| EXERCISE AIM |
Reproduce the records below exactly as they appear, omitting any pictures they contain.

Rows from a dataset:
§

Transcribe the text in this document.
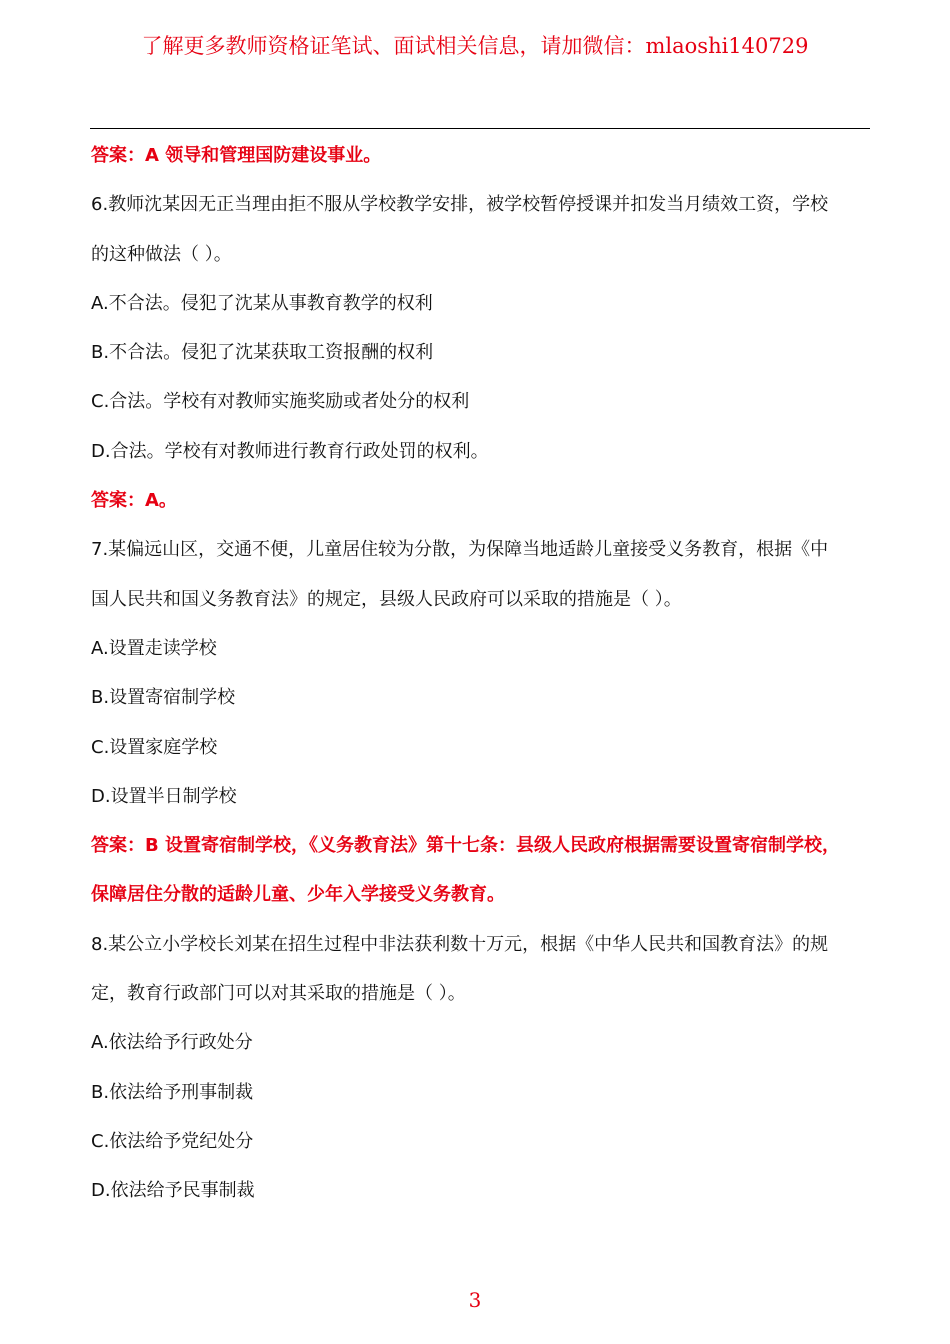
了解更多教师资格证笔试、面试相关信息，请加微信：mlaoshi140729
答案：A 领导和管理国防建设事业。
6.教师沈某因无正当理由拒不服从学校教学安排，被学校暂停授课并扣发当月绩效工资，学校
的这种做法（ ）。
A.不合法。侵犯了沈某从事教育教学的权利
B.不合法。侵犯了沈某获取工资报酬的权利
C.合法。学校有对教师实施奖励或者处分的权利
D.合法。学校有对教师进行教育行政处罚的权利。
答案：A。
7.某偏远山区，交通不便，儿童居住较为分散，为保障当地适龄儿童接受义务教育，根据《中
国人民共和国义务教育法》的规定，县级人民政府可以采取的措施是（ ）。
A.设置走读学校
B.设置寄宿制学校
C.设置家庭学校
D.设置半日制学校
答案：B 设置寄宿制学校，《义务教育法》第十七条：县级人民政府根据需要设置寄宿制学校，
保障居住分散的适龄儿童、少年入学接受义务教育。
8.某公立小学校长刘某在招生过程中非法获利数十万元，根据《中华人民共和国教育法》的规
定，教育行政部门可以对其采取的措施是（ ）。
A.依法给予行政处分
B.依法给予刑事制裁
C.依法给予党纪处分
D.依法给予民事制裁
3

§

| RESPONSE TO THE EXERCISE |
Transcribe the text in this document.
了解更多教师资格证笔试、面试相关信息，请加微信：mlaoshi140729
答案：A 领导和管理国防建设事业。
6.教师沈某因无正当理由拒不服从学校教学安排，被学校暂停授课并扣发当月绩效工资，学校
的这种做法（ ）。
A.不合法。侵犯了沈某从事教育教学的权利
B.不合法。侵犯了沈某获取工资报酬的权利
C.合法。学校有对教师实施奖励或者处分的权利
D.合法。学校有对教师进行教育行政处罚的权利。
答案：A。
7.某偏远山区，交通不便，儿童居住较为分散，为保障当地适龄儿童接受义务教育，根据《中
国人民共和国义务教育法》的规定，县级人民政府可以采取的措施是（ ）。
A.设置走读学校
B.设置寄宿制学校
C.设置家庭学校
D.设置半日制学校
答案：B 设置寄宿制学校，《义务教育法》第十七条：县级人民政府根据需要设置寄宿制学校，
保障居住分散的适龄儿童、少年入学接受义务教育。
8.某公立小学校长刘某在招生过程中非法获利数十万元，根据《中华人民共和国教育法》的规
定，教育行政部门可以对其采取的措施是（ ）。
A.依法给予行政处分
B.依法给予刑事制裁
C.依法给予党纪处分
D.依法给予民事制裁
3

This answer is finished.